Challenge »
Find how many lines in the data below include the word "color", then write only that number.

Source records:

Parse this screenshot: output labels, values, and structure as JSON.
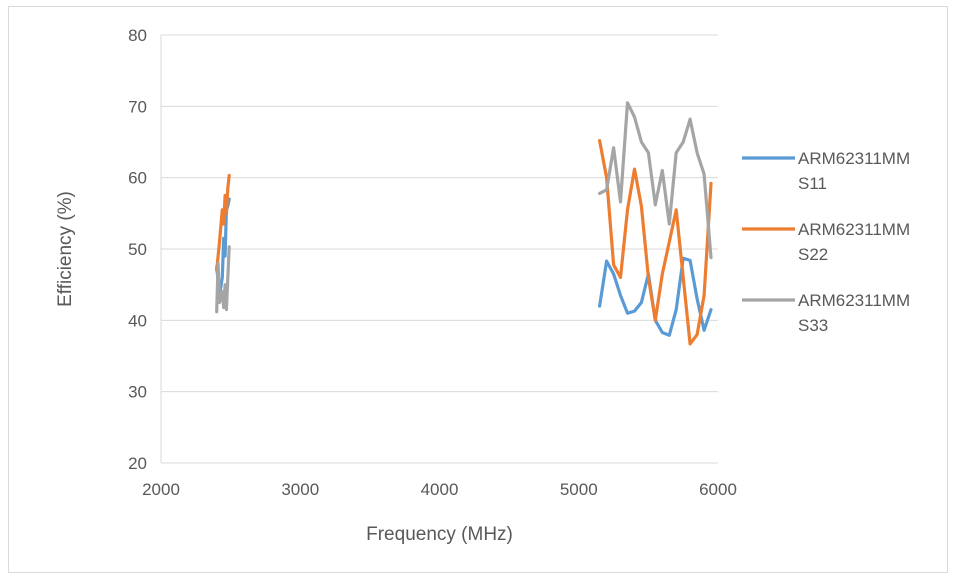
{
  "chart_data": {
    "type": "line",
    "title": "",
    "xlabel": "Frequency (MHz)",
    "ylabel": "Efficiency (%)",
    "xlim": [
      2000,
      6000
    ],
    "ylim": [
      20,
      80
    ],
    "xticks": [
      2000,
      3000,
      4000,
      5000,
      6000
    ],
    "yticks": [
      20,
      30,
      40,
      50,
      60,
      70,
      80
    ],
    "grid": true,
    "legend_position": "right",
    "series": [
      {
        "name": "ARM62311MM S11",
        "legend_lines": [
          "ARM62311MM",
          "S11"
        ],
        "color": "#5b9bd5",
        "segments": [
          [
            [
              2400,
              47.5
            ],
            [
              2420,
              43.5
            ],
            [
              2440,
              46.0
            ],
            [
              2450,
              51.5
            ],
            [
              2460,
              49.0
            ],
            [
              2470,
              55.5
            ],
            [
              2480,
              56.0
            ],
            [
              2490,
              57.0
            ]
          ],
          [
            [
              5150,
              42.0
            ],
            [
              5200,
              48.3
            ],
            [
              5250,
              46.5
            ],
            [
              5300,
              43.5
            ],
            [
              5350,
              41.0
            ],
            [
              5400,
              41.3
            ],
            [
              5450,
              42.5
            ],
            [
              5500,
              46.5
            ],
            [
              5550,
              40.0
            ],
            [
              5600,
              38.3
            ],
            [
              5650,
              37.9
            ],
            [
              5700,
              41.5
            ],
            [
              5750,
              48.7
            ],
            [
              5800,
              48.4
            ],
            [
              5850,
              43.0
            ],
            [
              5900,
              38.6
            ],
            [
              5950,
              41.5
            ]
          ]
        ]
      },
      {
        "name": "ARM62311MM S22",
        "legend_lines": [
          "ARM62311MM",
          "S22"
        ],
        "color": "#ed7d31",
        "segments": [
          [
            [
              2400,
              47.0
            ],
            [
              2420,
              51.0
            ],
            [
              2440,
              55.5
            ],
            [
              2450,
              53.5
            ],
            [
              2460,
              57.5
            ],
            [
              2470,
              55.0
            ],
            [
              2480,
              58.5
            ],
            [
              2490,
              60.3
            ]
          ],
          [
            [
              5150,
              65.2
            ],
            [
              5200,
              60.0
            ],
            [
              5250,
              47.8
            ],
            [
              5300,
              46.0
            ],
            [
              5350,
              55.5
            ],
            [
              5400,
              61.2
            ],
            [
              5450,
              56.0
            ],
            [
              5500,
              46.0
            ],
            [
              5550,
              40.0
            ],
            [
              5600,
              46.5
            ],
            [
              5650,
              51.0
            ],
            [
              5700,
              55.5
            ],
            [
              5750,
              46.0
            ],
            [
              5800,
              36.7
            ],
            [
              5850,
              38.0
            ],
            [
              5900,
              43.5
            ],
            [
              5950,
              59.2
            ]
          ]
        ]
      },
      {
        "name": "ARM62311MM S33",
        "legend_lines": [
          "ARM62311MM",
          "S33"
        ],
        "color": "#a5a5a5",
        "segments": [
          [
            [
              2400,
              41.2
            ],
            [
              2410,
              48.0
            ],
            [
              2420,
              42.5
            ],
            [
              2440,
              44.0
            ],
            [
              2450,
              41.8
            ],
            [
              2460,
              45.0
            ],
            [
              2470,
              41.5
            ],
            [
              2490,
              50.3
            ]
          ],
          [
            [
              5150,
              57.8
            ],
            [
              5200,
              58.3
            ],
            [
              5250,
              64.2
            ],
            [
              5300,
              56.6
            ],
            [
              5350,
              70.5
            ],
            [
              5400,
              68.5
            ],
            [
              5450,
              65.0
            ],
            [
              5500,
              63.5
            ],
            [
              5550,
              56.2
            ],
            [
              5600,
              61.0
            ],
            [
              5650,
              53.5
            ],
            [
              5700,
              63.5
            ],
            [
              5750,
              65.0
            ],
            [
              5800,
              68.2
            ],
            [
              5850,
              63.5
            ],
            [
              5900,
              60.5
            ],
            [
              5950,
              48.8
            ]
          ]
        ]
      }
    ]
  }
}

Answer to the exercise »
3